— Provided records —

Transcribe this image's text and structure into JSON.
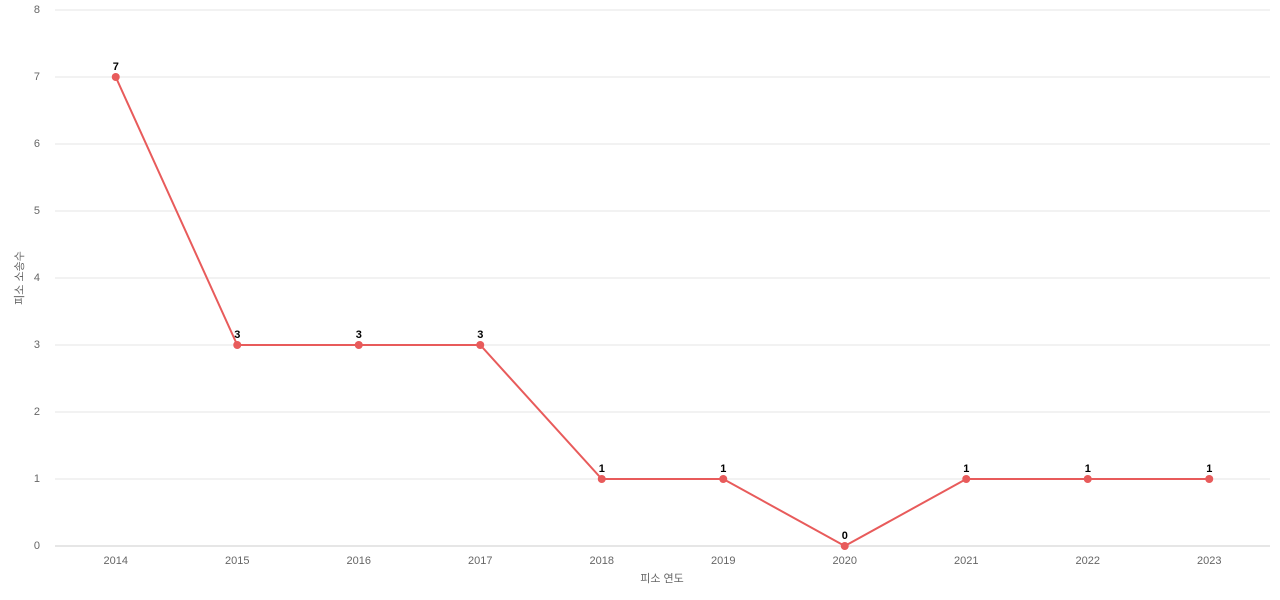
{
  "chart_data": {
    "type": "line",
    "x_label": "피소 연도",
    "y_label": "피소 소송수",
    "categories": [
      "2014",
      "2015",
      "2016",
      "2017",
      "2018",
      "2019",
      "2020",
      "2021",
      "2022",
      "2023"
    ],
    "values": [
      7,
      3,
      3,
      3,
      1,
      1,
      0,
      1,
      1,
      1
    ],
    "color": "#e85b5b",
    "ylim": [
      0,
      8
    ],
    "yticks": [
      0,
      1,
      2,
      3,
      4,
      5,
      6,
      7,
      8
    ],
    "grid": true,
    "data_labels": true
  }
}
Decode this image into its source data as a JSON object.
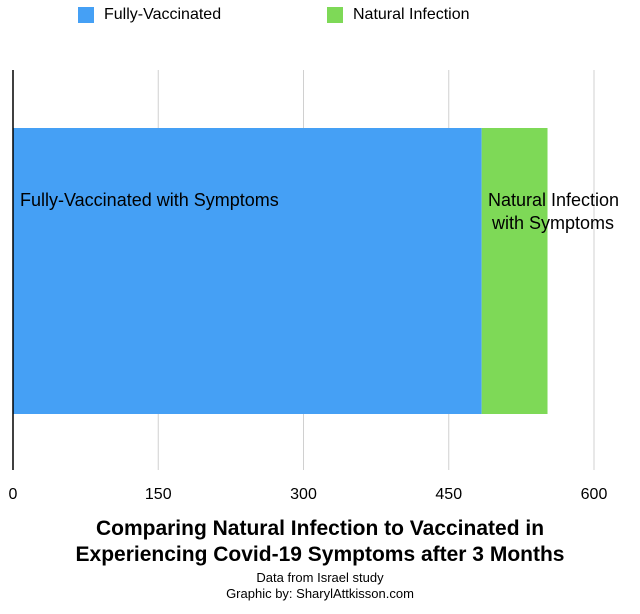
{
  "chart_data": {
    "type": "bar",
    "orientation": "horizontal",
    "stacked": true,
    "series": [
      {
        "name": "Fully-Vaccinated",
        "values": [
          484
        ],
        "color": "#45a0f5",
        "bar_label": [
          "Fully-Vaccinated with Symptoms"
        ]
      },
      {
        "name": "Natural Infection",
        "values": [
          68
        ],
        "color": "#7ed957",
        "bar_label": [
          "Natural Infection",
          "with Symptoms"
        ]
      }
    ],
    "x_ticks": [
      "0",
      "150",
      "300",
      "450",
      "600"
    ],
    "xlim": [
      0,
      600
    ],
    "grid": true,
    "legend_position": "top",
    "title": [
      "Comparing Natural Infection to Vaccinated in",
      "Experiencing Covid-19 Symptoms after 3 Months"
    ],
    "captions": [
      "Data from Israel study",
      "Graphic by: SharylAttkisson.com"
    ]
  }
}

— What is required —
Show each line holding the word "color".

— Complete output —
    "color": "#e85b5b",
        "color": "#45a0f5",
        "color": "#7ed957",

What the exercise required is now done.